| Direction |
Count every line in the following entries where the word "Posaunenchor" appears. Give the count alone.
::: Information supplied
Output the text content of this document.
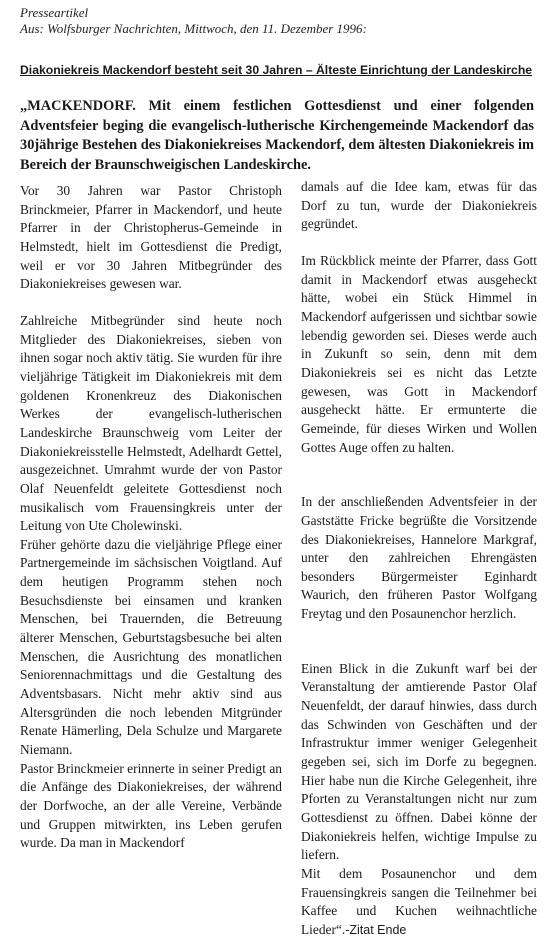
Presseartikel
Aus: Wolfsburger Nachrichten, Mittwoch, den 11. Dezember 1996:
Diakoniekreis Mackendorf besteht seit 30 Jahren – Älteste Einrichtung der Landeskirche

„MACKENDORF. Mit einem festlichen Gottesdienst und einer folgenden Adventsfeier beging die evangelisch-lutherische Kirchengemeinde Mackendorf das 30jährige Bestehen des Diakoniekreises Mackendorf, dem ältesten Diakoniekreis im Bereich der Braunschweigischen Landeskirche.

Vor 30 Jahren war Pastor Christoph Brinckmeier, Pfarrer in Mackendorf, und heute Pfarrer in der Christopherus-Gemeinde in Helmstedt, hielt im Gottesdienst die Predigt, weil er vor 30 Jahren Mitbegründer des Diakoniekreises gewesen war.

Zahlreiche Mitbegründer sind heute noch Mitglieder des Diakoniekreises, sieben von ihnen sogar noch aktiv tätig. Sie wurden für ihre vieljährige Tätigkeit im Diakoniekreis mit dem goldenen Kronenkreuz des Diakonischen Werkes der evangelisch-lutherischen Landeskirche Braunschweig vom Leiter der Diakoniekreisstelle Helmstedt, Adelhardt Gettel, ausgezeichnet. Umrahmt wurde der von Pastor Olaf Neuenfeldt geleitete Gottesdienst noch musikalisch vom Frauensingkreis unter der Leitung von Ute Cholewinski.

Früher gehörte dazu die vieljährige Pflege einer Partnergemeinde im sächsischen Voigtland. Auf dem heutigen Programm stehen noch Besuchsdienste bei einsamen und kranken Menschen, bei Trauernden, die Betreuung älterer Menschen, Geburtstagsbesuche bei alten Menschen, die Ausrichtung des monatlichen Seniorennachmittags und die Gestaltung des Adventsbasars. Nicht mehr aktiv sind aus Altersgründen die noch lebenden Mitgründer Renate Hämerling, Dela Schulze und Margarete Niemann.

Pastor Brinckmeier erinnerte in seiner Predigt an die Anfänge des Diakoniekreises, der während der Dorfwoche, an der alle Vereine, Verbände und Gruppen mitwirkten, ins Leben gerufen wurde. Da man in Mackendorf

damals auf die Idee kam, etwas für das Dorf zu tun, wurde der Diakoniekreis gegründet.

Im Rückblick meinte der Pfarrer, dass Gott damit in Mackendorf etwas ausgeheckt hätte, wobei ein Stück Himmel in Mackendorf aufgerissen und sichtbar sowie lebendig geworden sei. Dieses werde auch in Zukunft so sein, denn mit dem Diakoniekreis sei es nicht das Letzte gewesen, was Gott in Mackendorf ausgeheckt hätte. Er ermunterte die Gemeinde, für dieses Wirken und Wollen Gottes Auge offen zu halten.

In der anschließenden Adventsfeier in der Gaststätte Fricke begrüßte die Vorsitzende des Diakoniekreises, Hannelore Markgraf, unter den zahlreichen Ehrengästen besonders Bürgermeister Eginhardt Waurich, den früheren Pastor Wolfgang Freytag und den Posaunenchor herzlich.

Einen Blick in die Zukunft warf bei der Veranstaltung der amtierende Pastor Olaf Neuenfeldt, der darauf hinwies, dass durch das Schwinden von Geschäften und der Infrastruktur immer weniger Gelegenheit gegeben sei, sich im Dorfe zu begegnen. Hier habe nun die Kirche Gelegenheit, ihre Pforten zu Veranstaltungen nicht nur zum Gottesdienst zu öffnen. Dabei könne der Diakoniekreis helfen, wichtige Impulse zu liefern.

Mit dem Posaunenchor und dem Frauensingkreis sangen die Teilnehmer bei Kaffee und Kuchen weihnachtliche Lieder“.-Zitat Ende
::::::
| Exercise solution |
2